• Brief: Write out the records again, exactly, leaving none out.

• Recorded data:
········
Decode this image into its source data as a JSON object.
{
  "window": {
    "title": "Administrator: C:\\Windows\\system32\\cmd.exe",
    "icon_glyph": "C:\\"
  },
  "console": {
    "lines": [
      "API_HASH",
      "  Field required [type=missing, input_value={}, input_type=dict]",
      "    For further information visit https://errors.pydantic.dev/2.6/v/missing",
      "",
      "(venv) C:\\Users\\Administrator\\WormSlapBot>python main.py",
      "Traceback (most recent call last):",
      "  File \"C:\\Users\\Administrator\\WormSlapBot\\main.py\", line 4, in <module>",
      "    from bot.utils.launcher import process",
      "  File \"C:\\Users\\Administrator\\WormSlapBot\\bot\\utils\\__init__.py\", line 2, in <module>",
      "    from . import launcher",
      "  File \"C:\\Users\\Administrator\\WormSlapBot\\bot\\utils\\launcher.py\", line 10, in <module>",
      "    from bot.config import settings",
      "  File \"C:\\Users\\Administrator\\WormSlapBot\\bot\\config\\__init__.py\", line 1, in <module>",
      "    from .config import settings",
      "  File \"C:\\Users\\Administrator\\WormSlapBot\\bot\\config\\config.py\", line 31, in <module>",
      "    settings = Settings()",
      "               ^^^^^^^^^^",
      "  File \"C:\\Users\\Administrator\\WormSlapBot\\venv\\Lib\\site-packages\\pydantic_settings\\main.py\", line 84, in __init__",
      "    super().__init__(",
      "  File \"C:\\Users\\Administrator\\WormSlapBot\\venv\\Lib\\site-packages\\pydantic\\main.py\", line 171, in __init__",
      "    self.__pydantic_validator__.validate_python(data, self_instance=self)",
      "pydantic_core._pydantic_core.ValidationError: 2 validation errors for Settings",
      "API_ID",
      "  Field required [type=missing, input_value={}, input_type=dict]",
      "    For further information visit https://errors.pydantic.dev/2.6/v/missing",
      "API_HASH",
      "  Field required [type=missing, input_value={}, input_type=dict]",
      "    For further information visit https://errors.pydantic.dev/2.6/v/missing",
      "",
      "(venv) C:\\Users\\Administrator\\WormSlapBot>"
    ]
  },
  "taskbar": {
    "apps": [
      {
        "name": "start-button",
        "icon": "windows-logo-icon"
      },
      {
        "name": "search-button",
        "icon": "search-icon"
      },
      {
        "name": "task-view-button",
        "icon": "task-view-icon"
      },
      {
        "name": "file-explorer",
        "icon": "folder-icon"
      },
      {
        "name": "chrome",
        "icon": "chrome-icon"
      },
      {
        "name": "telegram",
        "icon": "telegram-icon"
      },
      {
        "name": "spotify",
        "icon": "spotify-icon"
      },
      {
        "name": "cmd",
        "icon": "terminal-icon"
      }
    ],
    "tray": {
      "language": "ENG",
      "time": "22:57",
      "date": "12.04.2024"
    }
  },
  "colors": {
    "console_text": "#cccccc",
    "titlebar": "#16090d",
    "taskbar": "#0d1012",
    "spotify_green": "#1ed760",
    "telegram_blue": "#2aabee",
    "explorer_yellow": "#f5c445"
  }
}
········
• Problem solution:
Decode this image into its source data as a JSON object.
{
  "window": {
    "title": "Administrator: C:\\Windows\\system32\\cmd.exe",
    "icon_glyph": "C:\\"
  },
  "console": {
    "lines": [
      "API_HASH",
      "  Field required [type=missing, input_value={}, input_type=dict]",
      "    For further information visit https://errors.pydantic.dev/2.6/v/missing",
      "",
      "(venv) C:\\Users\\Administrator\\WormSlapBot>python main.py",
      "Traceback (most recent call last):",
      "  File \"C:\\Users\\Administrator\\WormSlapBot\\main.py\", line 4, in <module>",
      "    from bot.utils.launcher import process",
      "  File \"C:\\Users\\Administrator\\WormSlapBot\\bot\\utils\\__init__.py\", line 2, in <module>",
      "    from . import launcher",
      "  File \"C:\\Users\\Administrator\\WormSlapBot\\bot\\utils\\launcher.py\", line 10, in <module>",
      "    from bot.config import settings",
      "  File \"C:\\Users\\Administrator\\WormSlapBot\\bot\\config\\__init__.py\", line 1, in <module>",
      "    from .config import settings",
      "  File \"C:\\Users\\Administrator\\WormSlapBot\\bot\\config\\config.py\", line 31, in <module>",
      "    settings = Settings()",
      "               ^^^^^^^^^^",
      "  File \"C:\\Users\\Administrator\\WormSlapBot\\venv\\Lib\\site-packages\\pydantic_settings\\main.py\", line 84, in __init__",
      "    super().__init__(",
      "  File \"C:\\Users\\Administrator\\WormSlapBot\\venv\\Lib\\site-packages\\pydantic\\main.py\", line 171, in __init__",
      "    self.__pydantic_validator__.validate_python(data, self_instance=self)",
      "pydantic_core._pydantic_core.ValidationError: 2 validation errors for Settings",
      "API_ID",
      "  Field required [type=missing, input_value={}, input_type=dict]",
      "    For further information visit https://errors.pydantic.dev/2.6/v/missing",
      "API_HASH",
      "  Field required [type=missing, input_value={}, input_type=dict]",
      "    For further information visit https://errors.pydantic.dev/2.6/v/missing",
      "",
      "(venv) C:\\Users\\Administrator\\WormSlapBot>"
    ]
  },
  "taskbar": {
    "apps": [
      {
        "name": "start-button",
        "icon": "windows-logo-icon"
      },
      {
        "name": "search-button",
        "icon": "search-icon"
      },
      {
        "name": "task-view-button",
        "icon": "task-view-icon"
      },
      {
        "name": "file-explorer",
        "icon": "folder-icon"
      },
      {
        "name": "chrome",
        "icon": "chrome-icon"
      },
      {
        "name": "telegram",
        "icon": "telegram-icon"
      },
      {
        "name": "spotify",
        "icon": "spotify-icon"
      },
      {
        "name": "cmd",
        "icon": "terminal-icon"
      }
    ],
    "tray": {
      "language": "ENG",
      "time": "22:57",
      "date": "12.04.2024"
    }
  },
  "colors": {
    "console_text": "#cccccc",
    "titlebar": "#16090d",
    "taskbar": "#0d1012",
    "spotify_green": "#1ed760",
    "telegram_blue": "#2aabee",
    "explorer_yellow": "#f5c445"
  }
}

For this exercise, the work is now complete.